• **Document text**
----------------

Wednesday, December 16, 2009

Multiple cavernous malformations (AKA cavernomas) with associated large hemispheric developmental venous anomaly (AKA DVA or venous angioma)












Findings

CT head: Multiple areas of intracranial hemorrhage in the left hemisphere. There is thrombosis of the superior sagittal sinus and a left cortical vein. Two focal hyper dense masses are seen in the left occipital lobe and the medial left temporal lobe.
MRI and MRV brain: Multiple intraaxial masses in the left cerebral hemisphere seen in the temporal lobe, basal ganglia, occipital lobe, and genu of the corpus callosum which show blooming artifact on gradient echo images, and a hypo intense rim on T2-weighted images. There is a large left hemispheric venous angioma with dilated medullary veins which drain to the internal cerebral vein best seen on post contrast images. The anterior superior sagittal sinus is hypoplastic or stenotic.
Cerebral angiogram: No evidence of aneurysm or AVM. There is a large left venous angioma draining the entire left hemisphere into the internal cerebral vein then to the vein of Galen. Left cortical vein thrombosis, nonocclusive posterior superior sagittal sinus thrombus, and absence of the anterior superior sagittal sinus.

Differential diagnosis:
- Multiple arteriovenous malformations
- Multiple cavernous malformations with large venous angioma and sagittal sinus stenosis and partial thrombosis
- Multiple cavernous malformations with venous stasis due to sinus stenosis and partial thrombosis
- Multiple hemorrhagic metastases with leptomeningeal enhancement
- Multiple calcified metastases and leptomeningeal enhancement
- Sturge Weber with arteriovenous malformations


Diagnosis: Multiple cavernous malformations (AKA cavernomas) with associated large hemispheric developmental venous anomaly (AKA DVA or venous angioma)

----------------

• **Exercises**
a) Do these statements agree with the case report on cavernous malformations? Answer yes or no for each, and quote the words from the report that decide it. (i) The cerebral angiogram found no evidence of aneurysm or AVM. (ii) On CT, the two focal hyperdense masses appear in the right occipital lobe. (iii) The cerebral angiogram shows the venous angioma draining into the internal cerebral vein.
b) Retype the passage of the case report on cavernous malformations that runs between "Cerebral angiogram: No" and "superior sagittal sinus.", inclusive.
c) How might the case report on cavernous malformations go on after its final line? Write what comes next.

• **Extracted data**

----------------

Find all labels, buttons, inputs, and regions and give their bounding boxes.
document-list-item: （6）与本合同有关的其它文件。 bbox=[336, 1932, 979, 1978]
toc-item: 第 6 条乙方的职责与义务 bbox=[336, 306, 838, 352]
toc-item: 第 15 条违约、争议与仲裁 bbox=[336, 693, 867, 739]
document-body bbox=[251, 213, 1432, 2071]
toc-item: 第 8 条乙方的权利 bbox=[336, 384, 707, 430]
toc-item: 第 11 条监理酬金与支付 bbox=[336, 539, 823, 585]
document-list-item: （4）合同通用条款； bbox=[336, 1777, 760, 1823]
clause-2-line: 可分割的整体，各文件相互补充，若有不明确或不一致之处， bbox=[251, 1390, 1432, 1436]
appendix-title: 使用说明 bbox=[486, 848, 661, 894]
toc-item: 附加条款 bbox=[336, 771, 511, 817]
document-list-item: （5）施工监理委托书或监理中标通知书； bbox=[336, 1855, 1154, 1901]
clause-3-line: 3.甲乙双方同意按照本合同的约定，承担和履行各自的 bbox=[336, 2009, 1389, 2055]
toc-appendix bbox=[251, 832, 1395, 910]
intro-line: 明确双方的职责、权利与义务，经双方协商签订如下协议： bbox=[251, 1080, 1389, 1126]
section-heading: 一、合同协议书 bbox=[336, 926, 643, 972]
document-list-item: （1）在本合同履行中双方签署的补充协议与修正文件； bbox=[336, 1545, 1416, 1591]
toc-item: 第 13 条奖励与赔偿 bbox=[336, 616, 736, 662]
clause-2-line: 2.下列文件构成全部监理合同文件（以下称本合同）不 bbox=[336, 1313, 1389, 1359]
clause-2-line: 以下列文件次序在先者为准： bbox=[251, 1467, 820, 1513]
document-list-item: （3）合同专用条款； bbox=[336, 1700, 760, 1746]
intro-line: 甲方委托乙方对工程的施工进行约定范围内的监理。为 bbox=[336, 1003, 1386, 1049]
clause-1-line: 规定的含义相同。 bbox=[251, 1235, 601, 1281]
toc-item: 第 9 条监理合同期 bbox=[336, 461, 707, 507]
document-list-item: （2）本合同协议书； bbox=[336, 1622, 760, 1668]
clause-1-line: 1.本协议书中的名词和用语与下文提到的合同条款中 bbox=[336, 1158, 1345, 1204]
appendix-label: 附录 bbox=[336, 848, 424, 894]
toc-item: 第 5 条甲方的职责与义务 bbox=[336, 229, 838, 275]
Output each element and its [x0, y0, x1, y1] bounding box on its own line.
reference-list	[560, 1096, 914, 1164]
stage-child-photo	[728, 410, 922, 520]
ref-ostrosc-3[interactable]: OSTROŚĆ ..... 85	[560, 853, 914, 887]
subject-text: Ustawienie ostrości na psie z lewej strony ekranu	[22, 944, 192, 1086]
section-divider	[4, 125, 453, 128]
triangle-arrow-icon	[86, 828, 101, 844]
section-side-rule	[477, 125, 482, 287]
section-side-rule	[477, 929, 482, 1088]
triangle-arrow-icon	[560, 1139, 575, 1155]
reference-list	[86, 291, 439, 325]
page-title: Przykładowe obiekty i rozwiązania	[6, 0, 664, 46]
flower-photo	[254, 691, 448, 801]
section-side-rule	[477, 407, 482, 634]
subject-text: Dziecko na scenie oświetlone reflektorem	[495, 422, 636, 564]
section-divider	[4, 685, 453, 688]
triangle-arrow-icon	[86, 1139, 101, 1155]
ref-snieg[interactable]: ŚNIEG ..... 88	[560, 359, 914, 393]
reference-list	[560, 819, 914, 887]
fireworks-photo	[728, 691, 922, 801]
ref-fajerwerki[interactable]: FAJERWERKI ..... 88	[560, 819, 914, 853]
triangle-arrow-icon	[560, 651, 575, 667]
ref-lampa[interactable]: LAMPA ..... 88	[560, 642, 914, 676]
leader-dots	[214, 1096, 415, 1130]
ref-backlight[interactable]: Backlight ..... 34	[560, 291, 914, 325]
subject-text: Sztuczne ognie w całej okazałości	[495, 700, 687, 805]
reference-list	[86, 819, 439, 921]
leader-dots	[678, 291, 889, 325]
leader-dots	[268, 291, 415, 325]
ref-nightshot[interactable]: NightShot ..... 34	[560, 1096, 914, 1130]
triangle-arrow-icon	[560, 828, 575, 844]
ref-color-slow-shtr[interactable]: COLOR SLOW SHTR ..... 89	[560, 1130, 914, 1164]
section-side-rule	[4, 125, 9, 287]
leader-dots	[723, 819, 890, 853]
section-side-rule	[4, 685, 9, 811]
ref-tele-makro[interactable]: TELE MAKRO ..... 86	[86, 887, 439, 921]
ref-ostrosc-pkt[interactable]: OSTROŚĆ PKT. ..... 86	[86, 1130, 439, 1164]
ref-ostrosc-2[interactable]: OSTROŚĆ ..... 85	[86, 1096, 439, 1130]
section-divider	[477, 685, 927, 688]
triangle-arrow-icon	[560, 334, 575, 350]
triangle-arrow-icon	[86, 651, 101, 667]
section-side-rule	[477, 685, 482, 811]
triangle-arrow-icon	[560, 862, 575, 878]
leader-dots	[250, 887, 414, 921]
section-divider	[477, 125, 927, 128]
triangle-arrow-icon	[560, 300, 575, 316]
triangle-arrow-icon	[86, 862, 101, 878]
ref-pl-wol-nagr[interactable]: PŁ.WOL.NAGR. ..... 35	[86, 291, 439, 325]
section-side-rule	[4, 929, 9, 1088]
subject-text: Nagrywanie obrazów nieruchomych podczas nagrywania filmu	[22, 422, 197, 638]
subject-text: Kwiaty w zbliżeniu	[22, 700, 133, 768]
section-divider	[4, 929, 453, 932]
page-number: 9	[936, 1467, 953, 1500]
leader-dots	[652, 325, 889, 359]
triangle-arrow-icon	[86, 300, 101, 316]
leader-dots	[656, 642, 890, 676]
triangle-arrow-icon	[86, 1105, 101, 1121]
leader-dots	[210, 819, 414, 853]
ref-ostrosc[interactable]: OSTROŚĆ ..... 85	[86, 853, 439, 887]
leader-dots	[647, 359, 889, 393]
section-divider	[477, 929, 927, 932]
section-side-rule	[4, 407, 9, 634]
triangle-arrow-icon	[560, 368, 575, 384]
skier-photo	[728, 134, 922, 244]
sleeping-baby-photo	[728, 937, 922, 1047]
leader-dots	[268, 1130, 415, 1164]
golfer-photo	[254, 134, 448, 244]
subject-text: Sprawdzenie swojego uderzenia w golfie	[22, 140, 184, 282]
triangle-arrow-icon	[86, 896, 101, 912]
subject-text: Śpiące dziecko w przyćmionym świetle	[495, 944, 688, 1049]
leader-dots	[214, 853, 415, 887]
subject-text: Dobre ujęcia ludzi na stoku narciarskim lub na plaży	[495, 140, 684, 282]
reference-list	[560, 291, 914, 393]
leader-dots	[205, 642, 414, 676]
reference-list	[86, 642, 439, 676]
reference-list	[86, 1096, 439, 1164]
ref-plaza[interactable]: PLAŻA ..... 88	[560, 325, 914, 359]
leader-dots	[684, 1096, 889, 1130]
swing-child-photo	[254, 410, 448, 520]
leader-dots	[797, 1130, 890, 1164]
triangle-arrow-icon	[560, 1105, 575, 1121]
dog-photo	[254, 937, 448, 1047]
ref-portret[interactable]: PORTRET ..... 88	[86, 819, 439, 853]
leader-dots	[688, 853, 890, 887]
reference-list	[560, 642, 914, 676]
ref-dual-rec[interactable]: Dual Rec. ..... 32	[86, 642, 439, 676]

----------------

• **Answers to the exercises**
a)
(i) Yes: "No evidence of aneurysm or AVM."
(ii) No: "Two focal hyper dense masses are seen in the left occipital lobe and the medial left temporal lobe."
(iii) Yes: "There is a large left venous angioma draining the entire left hemisphere into the internal cerebral vein then to the vein of Galen."

b)
Cerebral angiogram: No evidence of aneurysm or AVM. There is a large left venous angioma draining the entire left hemisphere into the internal cerebral vein then to the vein of Galen. Left cortical vein thrombosis, nonocclusive posterior superior sagittal sinus thrombus, and absence of the anterior superior sagittal sinus.

c)
Key points

The diagnosis is favored over cavernomas with venous stasis because:
- There is a known association between cavernous malformations and developmental venous anomalies.
- The cerebral angiogram shows an embryologic drainage pattern.


Cavernous malformations

Clinical
- Presentation: Seizure 50%, neurologic deficit 25%
- Pathology: Collection of endothelial lined, blood filled vessels without intervening normal brain
- Genetics: Multiple cavernous malformations can be seen with an autosomal dominant chromosomal abnormality
- Prevalence: 0.5%
- 75% solitary, sporadic lesion
- 10-30% multiple, familial
- Hemorrhage rate: Sporadic 0.25-0.75%

- Associated anomalies:
Developmental venous anomaly
Superficial siderosis
Cutaneous findings: café au lait spots, cherry angiomas

Imaging:
- Cerebral angiography: Most common angiographically occult vascular malformation, i.e. not detectable. May be associated with a venous angioma
- MRI: Popcorn ball appearance; mixed signal intensity core with a hypo intense hemosiderin rim; prominent susceptibility artifact ("blooming"). Diffusion usually normal
- CT: Negative in 30-50%; may appear as an ovoid hyper dense lesion. 40-60% have Ca2+


Developmental venous anomaly (AKA venous angioma)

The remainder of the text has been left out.